*Provided records:*
- - - - - - -

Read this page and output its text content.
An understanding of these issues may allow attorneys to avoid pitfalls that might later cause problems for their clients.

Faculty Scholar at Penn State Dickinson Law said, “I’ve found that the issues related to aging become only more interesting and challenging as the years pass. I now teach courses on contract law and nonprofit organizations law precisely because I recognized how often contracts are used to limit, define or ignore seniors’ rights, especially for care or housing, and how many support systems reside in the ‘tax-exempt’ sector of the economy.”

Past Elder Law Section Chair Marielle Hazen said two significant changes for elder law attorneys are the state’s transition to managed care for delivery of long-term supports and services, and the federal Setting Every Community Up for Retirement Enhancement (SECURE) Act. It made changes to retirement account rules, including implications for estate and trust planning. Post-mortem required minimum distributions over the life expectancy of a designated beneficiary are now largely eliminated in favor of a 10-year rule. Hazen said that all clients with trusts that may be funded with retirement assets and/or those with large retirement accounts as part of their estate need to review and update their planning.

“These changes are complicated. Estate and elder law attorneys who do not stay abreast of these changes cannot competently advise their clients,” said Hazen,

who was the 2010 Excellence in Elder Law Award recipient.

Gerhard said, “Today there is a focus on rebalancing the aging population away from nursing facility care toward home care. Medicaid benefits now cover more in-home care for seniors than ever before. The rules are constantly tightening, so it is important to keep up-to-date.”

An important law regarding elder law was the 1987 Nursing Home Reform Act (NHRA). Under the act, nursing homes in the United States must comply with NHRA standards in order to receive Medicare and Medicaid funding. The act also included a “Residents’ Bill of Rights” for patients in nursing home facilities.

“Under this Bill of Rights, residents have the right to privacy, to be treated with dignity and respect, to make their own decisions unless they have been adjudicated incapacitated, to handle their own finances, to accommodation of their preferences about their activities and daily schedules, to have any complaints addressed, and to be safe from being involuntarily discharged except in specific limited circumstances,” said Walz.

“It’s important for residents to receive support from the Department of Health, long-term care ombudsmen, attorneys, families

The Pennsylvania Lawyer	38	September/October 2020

- - - - - - -

*Your task:* Please quote every record above exactly as it appears.

*Output:*
Read this page and output its text content.
An understanding of these issues may allow attorneys to avoid pitfalls that might later cause problems for their clients.

Faculty Scholar at Penn State Dickinson Law said, “I’ve found that the issues related to aging become only more interesting and challenging as the years pass. I now teach courses on contract law and nonprofit organizations law precisely because I recognized how often contracts are used to limit, define or ignore seniors’ rights, especially for care or housing, and how many support systems reside in the ‘tax-exempt’ sector of the economy.”

Past Elder Law Section Chair Marielle Hazen said two significant changes for elder law attorneys are the state’s transition to managed care for delivery of long-term supports and services, and the federal Setting Every Community Up for Retirement Enhancement (SECURE) Act. It made changes to retirement account rules, including implications for estate and trust planning. Post-mortem required minimum distributions over the life expectancy of a designated beneficiary are now largely eliminated in favor of a 10-year rule. Hazen said that all clients with trusts that may be funded with retirement assets and/or those with large retirement accounts as part of their estate need to review and update their planning.

“These changes are complicated. Estate and elder law attorneys who do not stay abreast of these changes cannot competently advise their clients,” said Hazen,

who was the 2010 Excellence in Elder Law Award recipient.

Gerhard said, “Today there is a focus on rebalancing the aging population away from nursing facility care toward home care. Medicaid benefits now cover more in-home care for seniors than ever before. The rules are constantly tightening, so it is important to keep up-to-date.”

An important law regarding elder law was the 1987 Nursing Home Reform Act (NHRA). Under the act, nursing homes in the United States must comply with NHRA standards in order to receive Medicare and Medicaid funding. The act also included a “Residents’ Bill of Rights” for patients in nursing home facilities.

“Under this Bill of Rights, residents have the right to privacy, to be treated with dignity and respect, to make their own decisions unless they have been adjudicated incapacitated, to handle their own finances, to accommodation of their preferences about their activities and daily schedules, to have any complaints addressed, and to be safe from being involuntarily discharged except in specific limited circumstances,” said Walz.

“It’s important for residents to receive support from the Department of Health, long-term care ombudsmen, attorneys, families

The Pennsylvania Lawyer	38	September/October 2020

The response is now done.